PROMPT » Of the lines listed below, how many contain the string "this"? Answer with the number alone.

** Begin DATA LINES **

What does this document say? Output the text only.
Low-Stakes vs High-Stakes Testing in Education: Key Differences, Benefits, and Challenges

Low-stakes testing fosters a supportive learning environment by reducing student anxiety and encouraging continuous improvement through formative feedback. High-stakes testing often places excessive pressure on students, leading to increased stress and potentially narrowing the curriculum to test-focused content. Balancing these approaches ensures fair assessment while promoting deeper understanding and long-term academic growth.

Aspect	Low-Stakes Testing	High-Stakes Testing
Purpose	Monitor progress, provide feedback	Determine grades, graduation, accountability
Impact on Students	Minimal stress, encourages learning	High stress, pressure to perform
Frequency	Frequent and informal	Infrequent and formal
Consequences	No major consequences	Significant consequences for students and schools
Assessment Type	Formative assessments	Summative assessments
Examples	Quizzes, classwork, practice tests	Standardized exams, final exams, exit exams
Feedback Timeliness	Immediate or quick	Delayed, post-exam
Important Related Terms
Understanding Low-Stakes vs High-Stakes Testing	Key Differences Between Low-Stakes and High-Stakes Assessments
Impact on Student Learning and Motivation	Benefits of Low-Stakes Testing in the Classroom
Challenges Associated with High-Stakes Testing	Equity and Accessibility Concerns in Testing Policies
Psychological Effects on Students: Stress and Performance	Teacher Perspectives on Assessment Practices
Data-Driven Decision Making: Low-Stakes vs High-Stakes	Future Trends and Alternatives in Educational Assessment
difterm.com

** End DATA LINES **
** Begin DATA LINES **

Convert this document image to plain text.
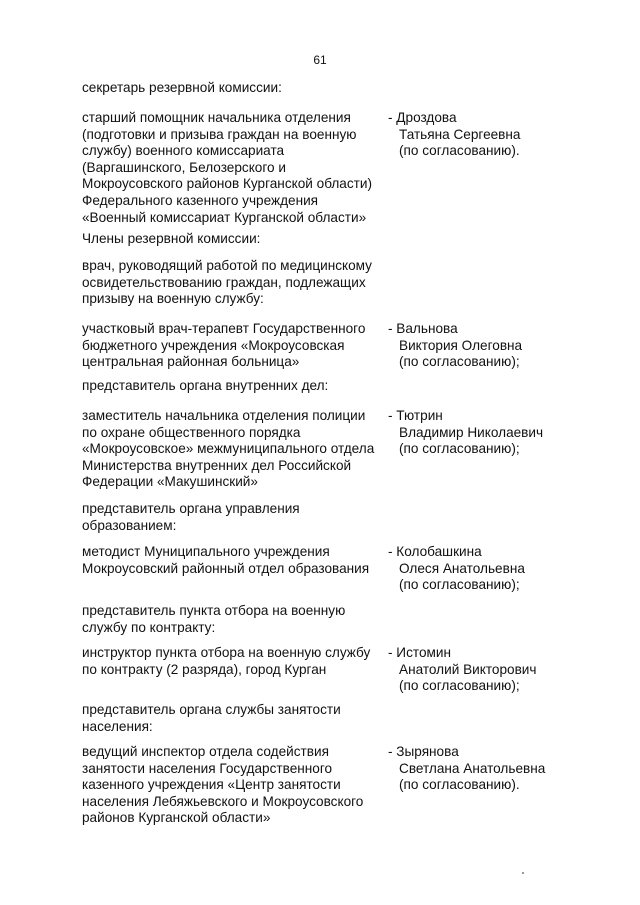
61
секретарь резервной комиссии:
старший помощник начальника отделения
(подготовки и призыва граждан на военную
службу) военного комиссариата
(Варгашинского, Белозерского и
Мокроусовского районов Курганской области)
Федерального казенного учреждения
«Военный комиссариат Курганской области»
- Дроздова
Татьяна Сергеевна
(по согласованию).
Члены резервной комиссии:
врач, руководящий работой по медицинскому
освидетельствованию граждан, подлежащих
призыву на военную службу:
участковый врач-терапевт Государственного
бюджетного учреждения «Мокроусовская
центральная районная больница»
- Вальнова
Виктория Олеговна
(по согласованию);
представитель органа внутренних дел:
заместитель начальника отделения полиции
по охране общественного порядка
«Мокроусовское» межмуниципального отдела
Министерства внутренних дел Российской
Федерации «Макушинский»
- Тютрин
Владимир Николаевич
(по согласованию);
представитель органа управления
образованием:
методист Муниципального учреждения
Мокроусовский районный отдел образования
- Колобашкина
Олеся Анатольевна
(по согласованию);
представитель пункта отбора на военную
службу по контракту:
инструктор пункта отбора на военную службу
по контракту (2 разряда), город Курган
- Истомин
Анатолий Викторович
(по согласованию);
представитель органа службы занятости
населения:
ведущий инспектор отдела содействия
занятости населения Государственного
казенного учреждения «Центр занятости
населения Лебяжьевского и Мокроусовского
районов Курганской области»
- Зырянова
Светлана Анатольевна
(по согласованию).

** End DATA LINES **

RESULT » 2